- **Data lines**:
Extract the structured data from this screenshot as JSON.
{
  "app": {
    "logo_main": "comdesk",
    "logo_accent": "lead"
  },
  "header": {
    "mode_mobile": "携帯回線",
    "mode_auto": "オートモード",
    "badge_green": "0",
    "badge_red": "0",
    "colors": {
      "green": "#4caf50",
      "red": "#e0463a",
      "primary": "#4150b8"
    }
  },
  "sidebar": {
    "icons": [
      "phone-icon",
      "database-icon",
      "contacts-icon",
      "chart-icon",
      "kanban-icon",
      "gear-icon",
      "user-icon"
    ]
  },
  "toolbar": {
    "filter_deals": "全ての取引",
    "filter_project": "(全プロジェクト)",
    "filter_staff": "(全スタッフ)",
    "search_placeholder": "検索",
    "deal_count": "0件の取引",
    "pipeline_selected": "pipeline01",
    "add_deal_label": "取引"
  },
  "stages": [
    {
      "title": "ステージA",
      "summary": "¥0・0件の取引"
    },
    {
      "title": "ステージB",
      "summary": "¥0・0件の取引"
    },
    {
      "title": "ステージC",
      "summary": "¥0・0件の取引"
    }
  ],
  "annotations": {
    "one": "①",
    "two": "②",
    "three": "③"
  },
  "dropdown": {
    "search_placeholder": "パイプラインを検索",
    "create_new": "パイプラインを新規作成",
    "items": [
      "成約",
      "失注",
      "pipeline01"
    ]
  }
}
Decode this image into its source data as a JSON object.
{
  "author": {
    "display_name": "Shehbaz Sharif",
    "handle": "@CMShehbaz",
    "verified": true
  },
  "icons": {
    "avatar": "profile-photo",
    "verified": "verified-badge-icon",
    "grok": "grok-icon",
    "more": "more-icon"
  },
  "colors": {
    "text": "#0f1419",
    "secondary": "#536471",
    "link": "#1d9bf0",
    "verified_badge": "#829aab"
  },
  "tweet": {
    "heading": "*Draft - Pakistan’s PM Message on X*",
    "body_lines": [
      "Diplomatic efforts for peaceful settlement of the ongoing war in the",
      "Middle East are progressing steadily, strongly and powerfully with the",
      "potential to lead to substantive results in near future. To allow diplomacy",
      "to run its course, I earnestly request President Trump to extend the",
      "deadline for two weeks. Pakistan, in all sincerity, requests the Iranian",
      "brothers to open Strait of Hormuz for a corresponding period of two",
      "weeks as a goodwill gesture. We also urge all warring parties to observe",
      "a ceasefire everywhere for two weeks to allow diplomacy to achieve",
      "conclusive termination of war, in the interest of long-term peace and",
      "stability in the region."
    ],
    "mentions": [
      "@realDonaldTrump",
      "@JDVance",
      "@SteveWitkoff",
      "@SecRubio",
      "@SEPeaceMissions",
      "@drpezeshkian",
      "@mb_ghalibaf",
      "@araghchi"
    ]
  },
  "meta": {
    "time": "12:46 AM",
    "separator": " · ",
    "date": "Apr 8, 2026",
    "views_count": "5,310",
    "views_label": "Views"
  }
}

- **Task description**:
Take the entries and copy them out exactly.

- **Result of the exercise**:
Extract the structured data from this screenshot as JSON.
{
  "app": {
    "logo_main": "comdesk",
    "logo_accent": "lead"
  },
  "header": {
    "mode_mobile": "携帯回線",
    "mode_auto": "オートモード",
    "badge_green": "0",
    "badge_red": "0",
    "colors": {
      "green": "#4caf50",
      "red": "#e0463a",
      "primary": "#4150b8"
    }
  },
  "sidebar": {
    "icons": [
      "phone-icon",
      "database-icon",
      "contacts-icon",
      "chart-icon",
      "kanban-icon",
      "gear-icon",
      "user-icon"
    ]
  },
  "toolbar": {
    "filter_deals": "全ての取引",
    "filter_project": "(全プロジェクト)",
    "filter_staff": "(全スタッフ)",
    "search_placeholder": "検索",
    "deal_count": "0件の取引",
    "pipeline_selected": "pipeline01",
    "add_deal_label": "取引"
  },
  "stages": [
    {
      "title": "ステージA",
      "summary": "¥0・0件の取引"
    },
    {
      "title": "ステージB",
      "summary": "¥0・0件の取引"
    },
    {
      "title": "ステージC",
      "summary": "¥0・0件の取引"
    }
  ],
  "annotations": {
    "one": "①",
    "two": "②",
    "three": "③"
  },
  "dropdown": {
    "search_placeholder": "パイプラインを検索",
    "create_new": "パイプラインを新規作成",
    "items": [
      "成約",
      "失注",
      "pipeline01"
    ]
  }
}
Decode this image into its source data as a JSON object.
{
  "author": {
    "display_name": "Shehbaz Sharif",
    "handle": "@CMShehbaz",
    "verified": true
  },
  "icons": {
    "avatar": "profile-photo",
    "verified": "verified-badge-icon",
    "grok": "grok-icon",
    "more": "more-icon"
  },
  "colors": {
    "text": "#0f1419",
    "secondary": "#536471",
    "link": "#1d9bf0",
    "verified_badge": "#829aab"
  },
  "tweet": {
    "heading": "*Draft - Pakistan’s PM Message on X*",
    "body_lines": [
      "Diplomatic efforts for peaceful settlement of the ongoing war in the",
      "Middle East are progressing steadily, strongly and powerfully with the",
      "potential to lead to substantive results in near future. To allow diplomacy",
      "to run its course, I earnestly request President Trump to extend the",
      "deadline for two weeks. Pakistan, in all sincerity, requests the Iranian",
      "brothers to open Strait of Hormuz for a corresponding period of two",
      "weeks as a goodwill gesture. We also urge all warring parties to observe",
      "a ceasefire everywhere for two weeks to allow diplomacy to achieve",
      "conclusive termination of war, in the interest of long-term peace and",
      "stability in the region."
    ],
    "mentions": [
      "@realDonaldTrump",
      "@JDVance",
      "@SteveWitkoff",
      "@SecRubio",
      "@SEPeaceMissions",
      "@drpezeshkian",
      "@mb_ghalibaf",
      "@araghchi"
    ]
  },
  "meta": {
    "time": "12:46 AM",
    "separator": " · ",
    "date": "Apr 8, 2026",
    "views_count": "5,310",
    "views_label": "Views"
  }
}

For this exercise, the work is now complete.